begin Task inputs

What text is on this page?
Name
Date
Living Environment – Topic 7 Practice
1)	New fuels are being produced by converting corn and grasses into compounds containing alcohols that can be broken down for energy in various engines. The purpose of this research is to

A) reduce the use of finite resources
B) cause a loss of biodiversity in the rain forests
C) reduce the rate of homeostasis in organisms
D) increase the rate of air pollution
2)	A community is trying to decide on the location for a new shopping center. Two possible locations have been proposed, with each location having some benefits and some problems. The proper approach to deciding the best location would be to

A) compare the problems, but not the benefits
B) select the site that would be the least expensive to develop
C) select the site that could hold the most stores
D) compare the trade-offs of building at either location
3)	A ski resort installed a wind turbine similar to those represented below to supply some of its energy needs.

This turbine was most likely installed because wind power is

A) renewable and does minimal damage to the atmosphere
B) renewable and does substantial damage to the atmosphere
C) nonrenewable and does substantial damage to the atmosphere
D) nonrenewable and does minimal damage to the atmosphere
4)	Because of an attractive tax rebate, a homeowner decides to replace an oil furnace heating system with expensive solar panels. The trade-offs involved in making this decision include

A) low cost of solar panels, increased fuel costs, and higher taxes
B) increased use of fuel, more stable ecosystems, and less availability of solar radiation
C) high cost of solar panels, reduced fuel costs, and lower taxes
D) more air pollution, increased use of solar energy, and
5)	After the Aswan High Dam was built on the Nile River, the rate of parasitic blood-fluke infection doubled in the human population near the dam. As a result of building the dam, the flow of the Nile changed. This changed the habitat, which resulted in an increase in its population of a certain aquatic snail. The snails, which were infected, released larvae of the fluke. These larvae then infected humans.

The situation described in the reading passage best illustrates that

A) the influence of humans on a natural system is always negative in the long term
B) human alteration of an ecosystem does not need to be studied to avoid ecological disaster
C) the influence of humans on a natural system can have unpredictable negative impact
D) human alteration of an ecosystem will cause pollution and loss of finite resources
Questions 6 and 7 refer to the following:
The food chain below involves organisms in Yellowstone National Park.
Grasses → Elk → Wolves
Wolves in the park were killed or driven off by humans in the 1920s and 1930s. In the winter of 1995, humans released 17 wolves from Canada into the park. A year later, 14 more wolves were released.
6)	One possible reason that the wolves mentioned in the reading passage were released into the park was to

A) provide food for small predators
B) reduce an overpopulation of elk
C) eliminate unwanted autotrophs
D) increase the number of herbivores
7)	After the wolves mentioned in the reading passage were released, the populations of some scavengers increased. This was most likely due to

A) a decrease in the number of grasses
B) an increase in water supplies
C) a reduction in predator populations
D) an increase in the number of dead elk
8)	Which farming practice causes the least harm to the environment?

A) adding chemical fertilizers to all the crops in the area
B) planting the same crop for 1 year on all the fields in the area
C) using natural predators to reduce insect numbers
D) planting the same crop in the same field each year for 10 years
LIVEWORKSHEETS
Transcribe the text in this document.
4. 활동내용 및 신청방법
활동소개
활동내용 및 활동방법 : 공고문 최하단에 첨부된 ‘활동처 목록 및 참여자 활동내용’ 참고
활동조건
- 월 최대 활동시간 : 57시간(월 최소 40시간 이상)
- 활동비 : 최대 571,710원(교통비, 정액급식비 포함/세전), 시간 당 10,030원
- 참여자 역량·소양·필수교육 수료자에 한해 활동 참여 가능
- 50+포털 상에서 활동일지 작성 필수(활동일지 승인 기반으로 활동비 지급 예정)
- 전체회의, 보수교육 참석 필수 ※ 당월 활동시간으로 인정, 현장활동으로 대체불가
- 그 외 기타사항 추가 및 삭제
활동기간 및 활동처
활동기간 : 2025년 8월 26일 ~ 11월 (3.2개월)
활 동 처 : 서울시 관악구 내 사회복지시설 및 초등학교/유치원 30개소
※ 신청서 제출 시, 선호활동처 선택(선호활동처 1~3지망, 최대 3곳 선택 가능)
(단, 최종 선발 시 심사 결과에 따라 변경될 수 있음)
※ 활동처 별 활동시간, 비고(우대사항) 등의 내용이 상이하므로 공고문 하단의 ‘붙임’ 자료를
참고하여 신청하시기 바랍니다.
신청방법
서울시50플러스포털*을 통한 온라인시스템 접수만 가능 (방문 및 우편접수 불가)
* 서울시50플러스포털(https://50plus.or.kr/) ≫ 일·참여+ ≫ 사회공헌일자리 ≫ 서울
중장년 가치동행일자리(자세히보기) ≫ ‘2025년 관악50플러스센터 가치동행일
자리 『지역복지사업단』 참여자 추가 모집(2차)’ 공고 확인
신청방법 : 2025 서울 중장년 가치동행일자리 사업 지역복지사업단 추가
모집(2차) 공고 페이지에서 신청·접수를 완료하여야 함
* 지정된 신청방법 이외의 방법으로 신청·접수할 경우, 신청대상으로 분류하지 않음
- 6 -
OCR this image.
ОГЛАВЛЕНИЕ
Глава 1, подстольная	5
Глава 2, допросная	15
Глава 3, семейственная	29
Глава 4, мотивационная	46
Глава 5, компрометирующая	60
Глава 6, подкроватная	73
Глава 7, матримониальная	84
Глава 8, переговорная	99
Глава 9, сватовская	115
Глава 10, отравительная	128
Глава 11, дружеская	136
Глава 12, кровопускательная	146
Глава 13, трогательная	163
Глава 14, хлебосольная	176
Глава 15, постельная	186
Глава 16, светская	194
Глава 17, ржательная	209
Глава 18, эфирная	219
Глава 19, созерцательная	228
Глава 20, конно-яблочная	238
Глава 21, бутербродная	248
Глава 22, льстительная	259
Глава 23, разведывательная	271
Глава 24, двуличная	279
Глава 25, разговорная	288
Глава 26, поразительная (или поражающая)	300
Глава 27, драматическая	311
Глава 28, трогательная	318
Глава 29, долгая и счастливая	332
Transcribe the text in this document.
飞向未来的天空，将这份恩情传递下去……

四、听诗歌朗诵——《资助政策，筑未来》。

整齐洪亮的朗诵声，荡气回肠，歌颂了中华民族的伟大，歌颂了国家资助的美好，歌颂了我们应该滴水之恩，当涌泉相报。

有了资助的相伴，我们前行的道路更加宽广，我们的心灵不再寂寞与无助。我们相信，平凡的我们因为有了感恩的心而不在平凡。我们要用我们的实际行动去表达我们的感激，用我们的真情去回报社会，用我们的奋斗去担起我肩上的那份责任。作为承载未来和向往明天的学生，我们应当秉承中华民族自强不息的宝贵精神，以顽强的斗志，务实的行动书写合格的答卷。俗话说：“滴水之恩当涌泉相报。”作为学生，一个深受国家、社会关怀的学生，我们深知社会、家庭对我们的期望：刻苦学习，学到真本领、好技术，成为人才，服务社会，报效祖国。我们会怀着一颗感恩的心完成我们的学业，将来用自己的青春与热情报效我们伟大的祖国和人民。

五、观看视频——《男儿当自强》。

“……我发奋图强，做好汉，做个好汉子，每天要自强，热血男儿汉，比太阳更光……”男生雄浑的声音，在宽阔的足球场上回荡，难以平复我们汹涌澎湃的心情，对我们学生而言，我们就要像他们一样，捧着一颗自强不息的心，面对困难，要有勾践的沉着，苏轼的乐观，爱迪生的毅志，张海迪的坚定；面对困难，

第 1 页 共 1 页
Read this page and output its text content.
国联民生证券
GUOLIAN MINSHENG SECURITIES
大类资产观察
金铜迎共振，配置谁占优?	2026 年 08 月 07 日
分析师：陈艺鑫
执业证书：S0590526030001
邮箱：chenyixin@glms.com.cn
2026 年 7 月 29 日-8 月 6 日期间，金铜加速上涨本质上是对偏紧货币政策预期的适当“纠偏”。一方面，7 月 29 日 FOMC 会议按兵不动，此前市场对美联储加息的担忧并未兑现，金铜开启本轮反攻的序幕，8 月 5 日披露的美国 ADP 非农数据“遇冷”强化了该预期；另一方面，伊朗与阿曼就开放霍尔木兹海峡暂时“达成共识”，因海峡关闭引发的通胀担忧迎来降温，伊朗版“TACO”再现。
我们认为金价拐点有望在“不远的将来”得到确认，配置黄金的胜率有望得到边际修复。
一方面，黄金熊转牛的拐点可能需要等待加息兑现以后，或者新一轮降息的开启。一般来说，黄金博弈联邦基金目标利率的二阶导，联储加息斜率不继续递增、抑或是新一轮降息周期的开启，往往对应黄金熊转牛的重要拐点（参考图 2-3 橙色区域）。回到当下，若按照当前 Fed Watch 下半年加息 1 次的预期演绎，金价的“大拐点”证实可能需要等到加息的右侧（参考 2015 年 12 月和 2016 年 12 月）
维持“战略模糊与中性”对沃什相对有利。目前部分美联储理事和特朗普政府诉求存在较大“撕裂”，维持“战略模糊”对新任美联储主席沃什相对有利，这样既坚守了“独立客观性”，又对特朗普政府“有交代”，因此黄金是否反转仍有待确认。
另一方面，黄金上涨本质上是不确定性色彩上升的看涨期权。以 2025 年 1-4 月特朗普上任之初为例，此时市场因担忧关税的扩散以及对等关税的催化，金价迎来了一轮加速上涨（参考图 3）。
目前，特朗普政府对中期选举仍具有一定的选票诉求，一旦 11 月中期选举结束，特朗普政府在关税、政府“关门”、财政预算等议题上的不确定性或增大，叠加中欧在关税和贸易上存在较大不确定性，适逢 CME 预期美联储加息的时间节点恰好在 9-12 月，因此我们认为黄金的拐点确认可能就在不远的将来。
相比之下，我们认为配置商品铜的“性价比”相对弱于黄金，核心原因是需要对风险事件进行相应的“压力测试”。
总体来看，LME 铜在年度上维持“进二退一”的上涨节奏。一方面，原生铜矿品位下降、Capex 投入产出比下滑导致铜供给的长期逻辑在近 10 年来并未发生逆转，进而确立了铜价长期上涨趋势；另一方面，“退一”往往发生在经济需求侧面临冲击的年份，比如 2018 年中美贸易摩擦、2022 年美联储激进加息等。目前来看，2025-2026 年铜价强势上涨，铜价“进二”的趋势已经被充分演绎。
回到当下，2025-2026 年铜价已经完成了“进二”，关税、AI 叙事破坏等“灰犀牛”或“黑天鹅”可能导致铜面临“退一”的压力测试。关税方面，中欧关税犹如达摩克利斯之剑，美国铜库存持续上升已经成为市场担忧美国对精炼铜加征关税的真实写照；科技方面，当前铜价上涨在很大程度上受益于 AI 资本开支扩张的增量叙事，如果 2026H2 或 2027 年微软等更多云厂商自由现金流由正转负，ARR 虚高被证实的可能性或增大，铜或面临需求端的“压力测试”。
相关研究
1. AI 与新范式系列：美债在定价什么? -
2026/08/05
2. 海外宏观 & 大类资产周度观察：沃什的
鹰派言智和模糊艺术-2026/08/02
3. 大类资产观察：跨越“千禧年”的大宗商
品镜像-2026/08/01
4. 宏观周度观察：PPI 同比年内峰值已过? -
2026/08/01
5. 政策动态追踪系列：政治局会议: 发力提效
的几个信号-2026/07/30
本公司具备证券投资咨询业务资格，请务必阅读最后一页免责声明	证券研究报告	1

end Task inputs

Set exercise: Provide only the number of lines in the entries that hold the word "가치동행일자리".

The completed task: 2